::: Data section

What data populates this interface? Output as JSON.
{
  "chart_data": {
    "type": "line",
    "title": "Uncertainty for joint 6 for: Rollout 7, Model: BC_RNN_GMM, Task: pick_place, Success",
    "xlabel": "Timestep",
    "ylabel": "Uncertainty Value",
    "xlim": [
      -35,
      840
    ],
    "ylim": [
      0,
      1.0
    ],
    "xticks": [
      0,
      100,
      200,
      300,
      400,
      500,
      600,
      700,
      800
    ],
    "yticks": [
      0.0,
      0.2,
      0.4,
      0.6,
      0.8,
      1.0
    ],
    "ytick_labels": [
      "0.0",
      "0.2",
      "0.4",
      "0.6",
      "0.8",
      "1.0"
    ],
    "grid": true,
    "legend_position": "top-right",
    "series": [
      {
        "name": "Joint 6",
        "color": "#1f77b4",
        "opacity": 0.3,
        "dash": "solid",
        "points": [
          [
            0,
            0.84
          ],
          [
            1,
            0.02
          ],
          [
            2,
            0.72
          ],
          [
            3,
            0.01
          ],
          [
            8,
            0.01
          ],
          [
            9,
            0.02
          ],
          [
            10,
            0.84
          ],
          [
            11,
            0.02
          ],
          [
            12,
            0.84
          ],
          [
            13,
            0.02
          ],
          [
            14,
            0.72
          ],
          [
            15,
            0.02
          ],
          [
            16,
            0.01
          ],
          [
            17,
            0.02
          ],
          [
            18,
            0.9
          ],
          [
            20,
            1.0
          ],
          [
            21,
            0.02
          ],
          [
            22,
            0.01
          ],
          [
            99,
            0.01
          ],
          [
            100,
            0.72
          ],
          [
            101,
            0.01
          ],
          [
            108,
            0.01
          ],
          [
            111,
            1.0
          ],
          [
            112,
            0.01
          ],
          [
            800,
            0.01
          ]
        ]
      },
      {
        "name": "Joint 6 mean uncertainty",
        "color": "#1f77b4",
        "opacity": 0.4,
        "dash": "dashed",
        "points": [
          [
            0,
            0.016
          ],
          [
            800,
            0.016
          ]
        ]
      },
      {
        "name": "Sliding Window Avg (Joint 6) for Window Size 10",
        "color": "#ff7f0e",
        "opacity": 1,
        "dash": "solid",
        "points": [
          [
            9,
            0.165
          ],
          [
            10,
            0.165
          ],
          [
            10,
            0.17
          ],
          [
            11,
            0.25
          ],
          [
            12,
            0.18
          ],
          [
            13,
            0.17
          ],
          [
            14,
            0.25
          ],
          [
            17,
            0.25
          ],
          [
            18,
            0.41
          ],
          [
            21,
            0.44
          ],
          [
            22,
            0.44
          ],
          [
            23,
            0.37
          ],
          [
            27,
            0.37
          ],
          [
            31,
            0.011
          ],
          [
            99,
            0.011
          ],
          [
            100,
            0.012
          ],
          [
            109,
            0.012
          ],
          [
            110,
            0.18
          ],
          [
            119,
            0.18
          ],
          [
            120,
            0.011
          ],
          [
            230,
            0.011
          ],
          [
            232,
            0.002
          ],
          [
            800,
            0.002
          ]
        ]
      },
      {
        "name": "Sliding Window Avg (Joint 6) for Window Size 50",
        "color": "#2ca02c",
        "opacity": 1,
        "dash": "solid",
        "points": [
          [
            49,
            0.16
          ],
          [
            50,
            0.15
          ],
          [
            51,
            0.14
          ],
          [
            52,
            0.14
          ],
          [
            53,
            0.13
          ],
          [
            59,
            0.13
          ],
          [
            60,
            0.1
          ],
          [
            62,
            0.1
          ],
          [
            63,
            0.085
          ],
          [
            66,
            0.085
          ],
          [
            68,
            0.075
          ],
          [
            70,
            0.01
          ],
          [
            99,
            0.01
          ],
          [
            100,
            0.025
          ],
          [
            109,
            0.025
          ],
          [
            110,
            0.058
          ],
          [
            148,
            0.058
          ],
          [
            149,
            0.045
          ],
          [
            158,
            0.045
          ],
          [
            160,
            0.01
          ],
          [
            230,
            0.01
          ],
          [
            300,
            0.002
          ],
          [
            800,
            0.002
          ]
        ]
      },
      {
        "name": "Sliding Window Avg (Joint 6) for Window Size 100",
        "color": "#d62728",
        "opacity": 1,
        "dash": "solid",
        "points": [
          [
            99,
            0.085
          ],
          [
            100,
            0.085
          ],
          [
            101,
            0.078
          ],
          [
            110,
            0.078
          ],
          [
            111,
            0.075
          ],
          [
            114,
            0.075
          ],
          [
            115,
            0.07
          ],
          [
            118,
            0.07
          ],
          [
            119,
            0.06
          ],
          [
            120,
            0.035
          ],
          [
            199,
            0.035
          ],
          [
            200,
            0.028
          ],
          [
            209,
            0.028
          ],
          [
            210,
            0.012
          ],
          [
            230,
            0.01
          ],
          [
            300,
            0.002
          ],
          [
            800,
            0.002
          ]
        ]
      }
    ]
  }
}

::::::

- [Exercise goal]
Your task is to output all of the data above word for word.

- [The solution]
What data populates this interface? Output as JSON.
{
  "chart_data": {
    "type": "line",
    "title": "Uncertainty for joint 6 for: Rollout 7, Model: BC_RNN_GMM, Task: pick_place, Success",
    "xlabel": "Timestep",
    "ylabel": "Uncertainty Value",
    "xlim": [
      -35,
      840
    ],
    "ylim": [
      0,
      1.0
    ],
    "xticks": [
      0,
      100,
      200,
      300,
      400,
      500,
      600,
      700,
      800
    ],
    "yticks": [
      0.0,
      0.2,
      0.4,
      0.6,
      0.8,
      1.0
    ],
    "ytick_labels": [
      "0.0",
      "0.2",
      "0.4",
      "0.6",
      "0.8",
      "1.0"
    ],
    "grid": true,
    "legend_position": "top-right",
    "series": [
      {
        "name": "Joint 6",
        "color": "#1f77b4",
        "opacity": 0.3,
        "dash": "solid",
        "points": [
          [
            0,
            0.84
          ],
          [
            1,
            0.02
          ],
          [
            2,
            0.72
          ],
          [
            3,
            0.01
          ],
          [
            8,
            0.01
          ],
          [
            9,
            0.02
          ],
          [
            10,
            0.84
          ],
          [
            11,
            0.02
          ],
          [
            12,
            0.84
          ],
          [
            13,
            0.02
          ],
          [
            14,
            0.72
          ],
          [
            15,
            0.02
          ],
          [
            16,
            0.01
          ],
          [
            17,
            0.02
          ],
          [
            18,
            0.9
          ],
          [
            20,
            1.0
          ],
          [
            21,
            0.02
          ],
          [
            22,
            0.01
          ],
          [
            99,
            0.01
          ],
          [
            100,
            0.72
          ],
          [
            101,
            0.01
          ],
          [
            108,
            0.01
          ],
          [
            111,
            1.0
          ],
          [
            112,
            0.01
          ],
          [
            800,
            0.01
          ]
        ]
      },
      {
        "name": "Joint 6 mean uncertainty",
        "color": "#1f77b4",
        "opacity": 0.4,
        "dash": "dashed",
        "points": [
          [
            0,
            0.016
          ],
          [
            800,
            0.016
          ]
        ]
      },
      {
        "name": "Sliding Window Avg (Joint 6) for Window Size 10",
        "color": "#ff7f0e",
        "opacity": 1,
        "dash": "solid",
        "points": [
          [
            9,
            0.165
          ],
          [
            10,
            0.165
          ],
          [
            10,
            0.17
          ],
          [
            11,
            0.25
          ],
          [
            12,
            0.18
          ],
          [
            13,
            0.17
          ],
          [
            14,
            0.25
          ],
          [
            17,
            0.25
          ],
          [
            18,
            0.41
          ],
          [
            21,
            0.44
          ],
          [
            22,
            0.44
          ],
          [
            23,
            0.37
          ],
          [
            27,
            0.37
          ],
          [
            31,
            0.011
          ],
          [
            99,
            0.011
          ],
          [
            100,
            0.012
          ],
          [
            109,
            0.012
          ],
          [
            110,
            0.18
          ],
          [
            119,
            0.18
          ],
          [
            120,
            0.011
          ],
          [
            230,
            0.011
          ],
          [
            232,
            0.002
          ],
          [
            800,
            0.002
          ]
        ]
      },
      {
        "name": "Sliding Window Avg (Joint 6) for Window Size 50",
        "color": "#2ca02c",
        "opacity": 1,
        "dash": "solid",
        "points": [
          [
            49,
            0.16
          ],
          [
            50,
            0.15
          ],
          [
            51,
            0.14
          ],
          [
            52,
            0.14
          ],
          [
            53,
            0.13
          ],
          [
            59,
            0.13
          ],
          [
            60,
            0.1
          ],
          [
            62,
            0.1
          ],
          [
            63,
            0.085
          ],
          [
            66,
            0.085
          ],
          [
            68,
            0.075
          ],
          [
            70,
            0.01
          ],
          [
            99,
            0.01
          ],
          [
            100,
            0.025
          ],
          [
            109,
            0.025
          ],
          [
            110,
            0.058
          ],
          [
            148,
            0.058
          ],
          [
            149,
            0.045
          ],
          [
            158,
            0.045
          ],
          [
            160,
            0.01
          ],
          [
            230,
            0.01
          ],
          [
            300,
            0.002
          ],
          [
            800,
            0.002
          ]
        ]
      },
      {
        "name": "Sliding Window Avg (Joint 6) for Window Size 100",
        "color": "#d62728",
        "opacity": 1,
        "dash": "solid",
        "points": [
          [
            99,
            0.085
          ],
          [
            100,
            0.085
          ],
          [
            101,
            0.078
          ],
          [
            110,
            0.078
          ],
          [
            111,
            0.075
          ],
          [
            114,
            0.075
          ],
          [
            115,
            0.07
          ],
          [
            118,
            0.07
          ],
          [
            119,
            0.06
          ],
          [
            120,
            0.035
          ],
          [
            199,
            0.035
          ],
          [
            200,
            0.028
          ],
          [
            209,
            0.028
          ],
          [
            210,
            0.012
          ],
          [
            230,
            0.01
          ],
          [
            300,
            0.002
          ],
          [
            800,
            0.002
          ]
        ]
      }
    ]
  }
}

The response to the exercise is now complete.